Saved entries
^^^^^^^^^^^^^^^^

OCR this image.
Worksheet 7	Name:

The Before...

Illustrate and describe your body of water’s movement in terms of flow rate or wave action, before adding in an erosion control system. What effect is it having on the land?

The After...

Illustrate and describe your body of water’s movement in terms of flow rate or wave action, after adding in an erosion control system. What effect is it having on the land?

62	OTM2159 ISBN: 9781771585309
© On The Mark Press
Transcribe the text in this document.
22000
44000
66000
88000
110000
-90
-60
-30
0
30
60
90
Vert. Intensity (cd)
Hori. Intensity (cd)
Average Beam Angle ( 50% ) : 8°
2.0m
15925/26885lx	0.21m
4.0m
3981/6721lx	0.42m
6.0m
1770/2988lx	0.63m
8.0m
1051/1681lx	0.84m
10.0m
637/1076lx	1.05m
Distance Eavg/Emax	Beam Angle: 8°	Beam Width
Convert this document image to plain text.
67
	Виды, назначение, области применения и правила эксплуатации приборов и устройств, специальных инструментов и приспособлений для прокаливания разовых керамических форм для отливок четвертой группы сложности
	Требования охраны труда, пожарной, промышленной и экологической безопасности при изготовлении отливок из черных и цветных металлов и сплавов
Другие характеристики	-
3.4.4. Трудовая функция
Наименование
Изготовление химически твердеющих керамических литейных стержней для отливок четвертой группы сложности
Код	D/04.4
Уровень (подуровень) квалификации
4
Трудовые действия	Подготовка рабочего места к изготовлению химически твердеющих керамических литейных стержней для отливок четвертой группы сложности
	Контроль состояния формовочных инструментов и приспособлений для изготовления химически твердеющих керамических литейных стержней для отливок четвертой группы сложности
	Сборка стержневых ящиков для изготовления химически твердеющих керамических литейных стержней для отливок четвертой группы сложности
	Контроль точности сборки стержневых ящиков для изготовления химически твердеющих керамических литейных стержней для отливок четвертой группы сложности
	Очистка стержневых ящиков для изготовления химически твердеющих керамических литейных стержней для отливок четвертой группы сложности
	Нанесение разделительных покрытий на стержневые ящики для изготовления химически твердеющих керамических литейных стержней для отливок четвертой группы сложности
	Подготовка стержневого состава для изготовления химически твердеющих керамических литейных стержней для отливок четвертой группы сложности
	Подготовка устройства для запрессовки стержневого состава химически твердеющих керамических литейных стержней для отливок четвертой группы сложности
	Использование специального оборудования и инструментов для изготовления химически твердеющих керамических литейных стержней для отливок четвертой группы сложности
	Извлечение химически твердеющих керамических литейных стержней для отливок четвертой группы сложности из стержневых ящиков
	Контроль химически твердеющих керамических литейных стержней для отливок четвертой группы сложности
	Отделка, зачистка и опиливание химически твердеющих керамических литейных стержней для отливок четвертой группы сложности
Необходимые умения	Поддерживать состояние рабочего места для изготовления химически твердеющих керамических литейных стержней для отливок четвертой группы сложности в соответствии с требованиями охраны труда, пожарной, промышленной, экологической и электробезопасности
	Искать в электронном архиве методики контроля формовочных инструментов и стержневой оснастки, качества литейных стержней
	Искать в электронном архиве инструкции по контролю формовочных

^^^^^^^^^^^^^^^^

WHAT TO PRODUCE
Pick out the lines that include the word "having" and write them out.

TASK ANSWER
Illustrate and describe your body of water’s movement in terms of flow rate or wave action, before adding in an erosion control system. What effect is it having on the land?
Illustrate and describe your body of water’s movement in terms of flow rate or wave action, after adding in an erosion control system. What effect is it having on the land?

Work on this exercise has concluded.